--- Problem to solve ---
Keep the wording of each record exactly the same when you repeat it, and leave out pictures.

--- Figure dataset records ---
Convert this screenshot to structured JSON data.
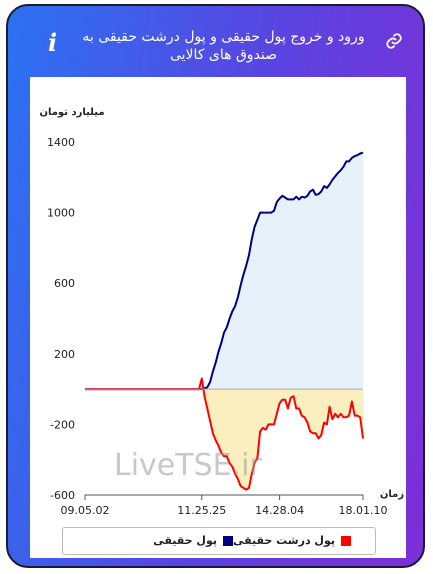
{
  "header": {
    "title": "ورود و خروج پول حقیقی و پول درشت حقیقی به صندوق های کالایی",
    "info_icon": "i",
    "link_icon": "link-icon"
  },
  "watermark": "LiveTSE.ir",
  "colors": {
    "real_money": "#000080",
    "large_real_money": "#ff0000",
    "area_positive": "#e6f1fa",
    "area_negative": "#fbefbf"
  },
  "chart_data": {
    "type": "line",
    "ylabel": "میلیارد تومان",
    "xlabel": "زمان",
    "ylim": [
      -600,
      1400
    ],
    "yticks": [
      1400,
      1000,
      600,
      200,
      -200,
      -600
    ],
    "xticks": [
      {
        "label": "09.05.02",
        "index": 0
      },
      {
        "label": "11.25.25",
        "index": 42
      },
      {
        "label": "14.28.04",
        "index": 70
      },
      {
        "label": "18.01.10",
        "index": 100
      }
    ],
    "x_count": 101,
    "grid": false,
    "legend_position": "bottom",
    "series": [
      {
        "name": "پول حقیقی",
        "color": "#000080",
        "values": [
          0,
          0,
          0,
          0,
          0,
          0,
          0,
          0,
          0,
          0,
          0,
          0,
          0,
          0,
          0,
          0,
          0,
          0,
          0,
          0,
          0,
          0,
          0,
          0,
          0,
          0,
          0,
          0,
          0,
          0,
          0,
          0,
          0,
          0,
          0,
          0,
          0,
          0,
          0,
          0,
          0,
          0,
          0,
          5,
          10,
          40,
          100,
          150,
          210,
          260,
          320,
          350,
          400,
          440,
          470,
          520,
          590,
          650,
          700,
          760,
          850,
          920,
          960,
          1000,
          1000,
          1000,
          1000,
          1000,
          1010,
          1060,
          1080,
          1095,
          1085,
          1075,
          1075,
          1075,
          1090,
          1075,
          1090,
          1085,
          1095,
          1120,
          1130,
          1100,
          1105,
          1120,
          1150,
          1140,
          1160,
          1185,
          1205,
          1225,
          1240,
          1260,
          1290,
          1290,
          1310,
          1320,
          1325,
          1335,
          1340
        ]
      },
      {
        "name": "پول درشت حقیقی",
        "color": "#ff0000",
        "values": [
          0,
          0,
          0,
          0,
          0,
          0,
          0,
          0,
          0,
          0,
          0,
          0,
          0,
          0,
          0,
          0,
          0,
          0,
          0,
          0,
          0,
          0,
          0,
          0,
          0,
          0,
          0,
          0,
          0,
          0,
          0,
          0,
          0,
          0,
          0,
          0,
          0,
          0,
          0,
          0,
          0,
          0,
          60,
          -40,
          -110,
          -180,
          -250,
          -290,
          -320,
          -360,
          -380,
          -380,
          -420,
          -440,
          -480,
          -510,
          -550,
          -560,
          -570,
          -560,
          -480,
          -420,
          -390,
          -240,
          -220,
          -230,
          -200,
          -200,
          -200,
          -140,
          -80,
          -60,
          -60,
          -110,
          -50,
          -40,
          -110,
          -110,
          -150,
          -160,
          -190,
          -240,
          -250,
          -250,
          -280,
          -260,
          -190,
          -200,
          -100,
          -170,
          -140,
          -160,
          -140,
          -160,
          -160,
          -150,
          -70,
          -150,
          -150,
          -160,
          -280
        ]
      }
    ]
  }
}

--- Written solution ---
Convert this screenshot to structured JSON data.
{
  "header": {
    "title": "ورود و خروج پول حقیقی و پول درشت حقیقی به صندوق های کالایی",
    "info_icon": "i",
    "link_icon": "link-icon"
  },
  "watermark": "LiveTSE.ir",
  "colors": {
    "real_money": "#000080",
    "large_real_money": "#ff0000",
    "area_positive": "#e6f1fa",
    "area_negative": "#fbefbf"
  },
  "chart_data": {
    "type": "line",
    "ylabel": "میلیارد تومان",
    "xlabel": "زمان",
    "ylim": [
      -600,
      1400
    ],
    "yticks": [
      1400,
      1000,
      600,
      200,
      -200,
      -600
    ],
    "xticks": [
      {
        "label": "09.05.02",
        "index": 0
      },
      {
        "label": "11.25.25",
        "index": 42
      },
      {
        "label": "14.28.04",
        "index": 70
      },
      {
        "label": "18.01.10",
        "index": 100
      }
    ],
    "x_count": 101,
    "grid": false,
    "legend_position": "bottom",
    "series": [
      {
        "name": "پول حقیقی",
        "color": "#000080",
        "values": [
          0,
          0,
          0,
          0,
          0,
          0,
          0,
          0,
          0,
          0,
          0,
          0,
          0,
          0,
          0,
          0,
          0,
          0,
          0,
          0,
          0,
          0,
          0,
          0,
          0,
          0,
          0,
          0,
          0,
          0,
          0,
          0,
          0,
          0,
          0,
          0,
          0,
          0,
          0,
          0,
          0,
          0,
          0,
          5,
          10,
          40,
          100,
          150,
          210,
          260,
          320,
          350,
          400,
          440,
          470,
          520,
          590,
          650,
          700,
          760,
          850,
          920,
          960,
          1000,
          1000,
          1000,
          1000,
          1000,
          1010,
          1060,
          1080,
          1095,
          1085,
          1075,
          1075,
          1075,
          1090,
          1075,
          1090,
          1085,
          1095,
          1120,
          1130,
          1100,
          1105,
          1120,
          1150,
          1140,
          1160,
          1185,
          1205,
          1225,
          1240,
          1260,
          1290,
          1290,
          1310,
          1320,
          1325,
          1335,
          1340
        ]
      },
      {
        "name": "پول درشت حقیقی",
        "color": "#ff0000",
        "values": [
          0,
          0,
          0,
          0,
          0,
          0,
          0,
          0,
          0,
          0,
          0,
          0,
          0,
          0,
          0,
          0,
          0,
          0,
          0,
          0,
          0,
          0,
          0,
          0,
          0,
          0,
          0,
          0,
          0,
          0,
          0,
          0,
          0,
          0,
          0,
          0,
          0,
          0,
          0,
          0,
          0,
          0,
          60,
          -40,
          -110,
          -180,
          -250,
          -290,
          -320,
          -360,
          -380,
          -380,
          -420,
          -440,
          -480,
          -510,
          -550,
          -560,
          -570,
          -560,
          -480,
          -420,
          -390,
          -240,
          -220,
          -230,
          -200,
          -200,
          -200,
          -140,
          -80,
          -60,
          -60,
          -110,
          -50,
          -40,
          -110,
          -110,
          -150,
          -160,
          -190,
          -240,
          -250,
          -250,
          -280,
          -260,
          -190,
          -200,
          -100,
          -170,
          -140,
          -160,
          -140,
          -160,
          -160,
          -150,
          -70,
          -150,
          -150,
          -160,
          -280
        ]
      }
    ]
  }
}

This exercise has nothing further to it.